§ THE TASK: Go through the listing and pick out each line with the word "text" in it.

§ RECORDS TO PROCESS:
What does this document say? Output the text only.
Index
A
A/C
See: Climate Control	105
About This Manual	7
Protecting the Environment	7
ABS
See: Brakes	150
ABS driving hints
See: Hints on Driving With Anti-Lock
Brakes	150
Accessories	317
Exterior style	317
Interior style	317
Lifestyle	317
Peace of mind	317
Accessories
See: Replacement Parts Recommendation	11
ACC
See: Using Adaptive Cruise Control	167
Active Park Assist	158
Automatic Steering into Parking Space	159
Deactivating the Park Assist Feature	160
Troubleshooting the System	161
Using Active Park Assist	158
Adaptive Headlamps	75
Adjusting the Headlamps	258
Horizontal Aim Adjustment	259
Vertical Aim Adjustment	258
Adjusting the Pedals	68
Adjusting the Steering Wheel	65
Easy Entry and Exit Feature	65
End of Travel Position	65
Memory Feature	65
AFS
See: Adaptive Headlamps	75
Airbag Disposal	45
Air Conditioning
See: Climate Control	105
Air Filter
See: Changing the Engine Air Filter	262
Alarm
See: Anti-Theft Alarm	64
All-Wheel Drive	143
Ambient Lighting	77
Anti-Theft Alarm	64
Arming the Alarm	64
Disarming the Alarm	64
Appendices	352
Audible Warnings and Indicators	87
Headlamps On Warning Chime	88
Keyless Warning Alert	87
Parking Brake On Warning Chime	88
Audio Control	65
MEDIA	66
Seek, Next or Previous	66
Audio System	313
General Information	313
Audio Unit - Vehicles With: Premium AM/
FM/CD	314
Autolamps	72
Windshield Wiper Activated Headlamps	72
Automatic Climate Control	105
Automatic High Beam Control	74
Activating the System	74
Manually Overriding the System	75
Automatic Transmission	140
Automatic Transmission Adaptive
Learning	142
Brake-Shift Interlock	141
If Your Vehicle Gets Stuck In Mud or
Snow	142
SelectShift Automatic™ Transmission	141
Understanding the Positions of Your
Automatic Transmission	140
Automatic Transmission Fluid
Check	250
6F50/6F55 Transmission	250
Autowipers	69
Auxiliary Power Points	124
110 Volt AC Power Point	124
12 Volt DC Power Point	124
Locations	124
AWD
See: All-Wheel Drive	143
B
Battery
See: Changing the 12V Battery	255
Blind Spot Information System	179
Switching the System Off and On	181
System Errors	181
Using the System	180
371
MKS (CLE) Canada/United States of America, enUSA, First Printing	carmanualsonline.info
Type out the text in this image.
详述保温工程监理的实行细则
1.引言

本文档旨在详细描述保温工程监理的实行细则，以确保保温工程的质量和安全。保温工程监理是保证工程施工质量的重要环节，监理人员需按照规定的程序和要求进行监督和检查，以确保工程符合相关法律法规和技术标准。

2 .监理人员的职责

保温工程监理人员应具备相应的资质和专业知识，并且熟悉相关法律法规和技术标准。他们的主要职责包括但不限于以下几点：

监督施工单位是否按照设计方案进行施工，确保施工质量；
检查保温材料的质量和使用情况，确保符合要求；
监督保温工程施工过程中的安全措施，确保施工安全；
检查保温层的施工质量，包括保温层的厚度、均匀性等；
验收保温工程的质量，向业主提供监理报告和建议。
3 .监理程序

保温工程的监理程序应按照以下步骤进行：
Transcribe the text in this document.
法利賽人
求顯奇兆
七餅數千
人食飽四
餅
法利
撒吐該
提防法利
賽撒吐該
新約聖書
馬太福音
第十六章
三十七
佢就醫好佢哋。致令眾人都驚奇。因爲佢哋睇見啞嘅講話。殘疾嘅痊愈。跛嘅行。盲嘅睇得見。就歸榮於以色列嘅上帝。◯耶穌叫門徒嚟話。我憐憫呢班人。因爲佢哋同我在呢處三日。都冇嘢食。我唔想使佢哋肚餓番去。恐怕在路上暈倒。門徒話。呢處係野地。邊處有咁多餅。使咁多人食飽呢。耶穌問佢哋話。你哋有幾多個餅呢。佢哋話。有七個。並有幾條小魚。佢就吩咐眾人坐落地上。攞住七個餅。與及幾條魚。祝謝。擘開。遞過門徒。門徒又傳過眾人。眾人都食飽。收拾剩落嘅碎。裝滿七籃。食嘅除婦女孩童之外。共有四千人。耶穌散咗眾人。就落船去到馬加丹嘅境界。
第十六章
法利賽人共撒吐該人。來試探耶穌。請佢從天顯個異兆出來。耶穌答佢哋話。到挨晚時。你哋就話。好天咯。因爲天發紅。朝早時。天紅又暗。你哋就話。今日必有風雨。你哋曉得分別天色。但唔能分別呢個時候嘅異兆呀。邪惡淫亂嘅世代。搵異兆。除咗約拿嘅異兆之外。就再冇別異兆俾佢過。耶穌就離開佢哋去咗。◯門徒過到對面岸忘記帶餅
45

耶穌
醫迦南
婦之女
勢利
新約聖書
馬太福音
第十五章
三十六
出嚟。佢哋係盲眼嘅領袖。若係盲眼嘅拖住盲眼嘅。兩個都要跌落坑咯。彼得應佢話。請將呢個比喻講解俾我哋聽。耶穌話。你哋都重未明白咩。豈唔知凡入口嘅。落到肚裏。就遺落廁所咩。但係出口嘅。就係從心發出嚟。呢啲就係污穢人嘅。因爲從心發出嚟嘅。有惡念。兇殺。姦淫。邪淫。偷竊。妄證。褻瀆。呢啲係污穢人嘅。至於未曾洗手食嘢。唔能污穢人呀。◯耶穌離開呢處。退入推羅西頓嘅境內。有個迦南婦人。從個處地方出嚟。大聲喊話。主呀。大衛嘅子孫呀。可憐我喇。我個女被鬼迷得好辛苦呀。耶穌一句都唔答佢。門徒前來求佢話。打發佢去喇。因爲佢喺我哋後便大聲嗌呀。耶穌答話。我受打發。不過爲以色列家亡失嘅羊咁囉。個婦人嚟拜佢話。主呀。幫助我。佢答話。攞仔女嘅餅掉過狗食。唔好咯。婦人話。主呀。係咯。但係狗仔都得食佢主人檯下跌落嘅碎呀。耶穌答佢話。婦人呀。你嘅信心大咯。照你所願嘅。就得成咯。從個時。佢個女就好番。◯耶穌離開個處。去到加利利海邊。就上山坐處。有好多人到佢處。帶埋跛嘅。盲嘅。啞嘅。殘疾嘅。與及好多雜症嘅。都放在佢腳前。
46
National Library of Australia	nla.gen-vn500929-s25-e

§ REPLY:
What does this document say? Output the text only.
Type out the text in this image.
Transcribe the text in this document.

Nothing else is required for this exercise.